◆ WHAT THE TASK ASKS ◆
Reproduce all entries precisely as they are written.

◆ MATERIAL TO PROCESS ◆
# # #

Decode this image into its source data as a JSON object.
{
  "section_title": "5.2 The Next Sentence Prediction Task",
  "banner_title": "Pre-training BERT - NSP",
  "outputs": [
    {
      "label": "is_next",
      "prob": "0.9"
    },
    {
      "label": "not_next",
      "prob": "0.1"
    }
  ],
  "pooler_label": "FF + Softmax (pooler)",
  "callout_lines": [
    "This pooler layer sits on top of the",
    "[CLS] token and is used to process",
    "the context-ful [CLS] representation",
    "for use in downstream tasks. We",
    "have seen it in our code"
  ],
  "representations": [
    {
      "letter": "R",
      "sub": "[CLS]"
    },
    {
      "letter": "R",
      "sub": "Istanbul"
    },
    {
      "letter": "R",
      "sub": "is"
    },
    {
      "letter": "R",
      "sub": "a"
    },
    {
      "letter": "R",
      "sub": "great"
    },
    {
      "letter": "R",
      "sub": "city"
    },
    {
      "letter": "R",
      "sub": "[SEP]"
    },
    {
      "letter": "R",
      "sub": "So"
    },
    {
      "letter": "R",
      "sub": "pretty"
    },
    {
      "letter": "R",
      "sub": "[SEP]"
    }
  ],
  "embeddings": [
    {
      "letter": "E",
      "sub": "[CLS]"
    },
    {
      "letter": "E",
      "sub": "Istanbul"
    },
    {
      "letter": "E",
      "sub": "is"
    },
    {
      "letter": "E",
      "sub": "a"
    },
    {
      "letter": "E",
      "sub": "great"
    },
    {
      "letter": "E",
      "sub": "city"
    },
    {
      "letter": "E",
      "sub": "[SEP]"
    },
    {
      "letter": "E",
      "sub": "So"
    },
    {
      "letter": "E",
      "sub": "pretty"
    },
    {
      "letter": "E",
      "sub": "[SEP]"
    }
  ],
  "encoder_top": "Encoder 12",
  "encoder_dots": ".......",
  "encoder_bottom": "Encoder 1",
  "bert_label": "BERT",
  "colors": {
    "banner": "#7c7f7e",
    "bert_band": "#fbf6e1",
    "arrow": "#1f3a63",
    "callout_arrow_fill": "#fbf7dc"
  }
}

# # #

◆ SOLUTION FOR THIS PROBLEM ◆
Decode this image into its source data as a JSON object.
{
  "section_title": "5.2 The Next Sentence Prediction Task",
  "banner_title": "Pre-training BERT - NSP",
  "outputs": [
    {
      "label": "is_next",
      "prob": "0.9"
    },
    {
      "label": "not_next",
      "prob": "0.1"
    }
  ],
  "pooler_label": "FF + Softmax (pooler)",
  "callout_lines": [
    "This pooler layer sits on top of the",
    "[CLS] token and is used to process",
    "the context-ful [CLS] representation",
    "for use in downstream tasks. We",
    "have seen it in our code"
  ],
  "representations": [
    {
      "letter": "R",
      "sub": "[CLS]"
    },
    {
      "letter": "R",
      "sub": "Istanbul"
    },
    {
      "letter": "R",
      "sub": "is"
    },
    {
      "letter": "R",
      "sub": "a"
    },
    {
      "letter": "R",
      "sub": "great"
    },
    {
      "letter": "R",
      "sub": "city"
    },
    {
      "letter": "R",
      "sub": "[SEP]"
    },
    {
      "letter": "R",
      "sub": "So"
    },
    {
      "letter": "R",
      "sub": "pretty"
    },
    {
      "letter": "R",
      "sub": "[SEP]"
    }
  ],
  "embeddings": [
    {
      "letter": "E",
      "sub": "[CLS]"
    },
    {
      "letter": "E",
      "sub": "Istanbul"
    },
    {
      "letter": "E",
      "sub": "is"
    },
    {
      "letter": "E",
      "sub": "a"
    },
    {
      "letter": "E",
      "sub": "great"
    },
    {
      "letter": "E",
      "sub": "city"
    },
    {
      "letter": "E",
      "sub": "[SEP]"
    },
    {
      "letter": "E",
      "sub": "So"
    },
    {
      "letter": "E",
      "sub": "pretty"
    },
    {
      "letter": "E",
      "sub": "[SEP]"
    }
  ],
  "encoder_top": "Encoder 12",
  "encoder_dots": ".......",
  "encoder_bottom": "Encoder 1",
  "bert_label": "BERT",
  "colors": {
    "banner": "#7c7f7e",
    "bert_band": "#fbf6e1",
    "arrow": "#1f3a63",
    "callout_arrow_fill": "#fbf7dc"
  }
}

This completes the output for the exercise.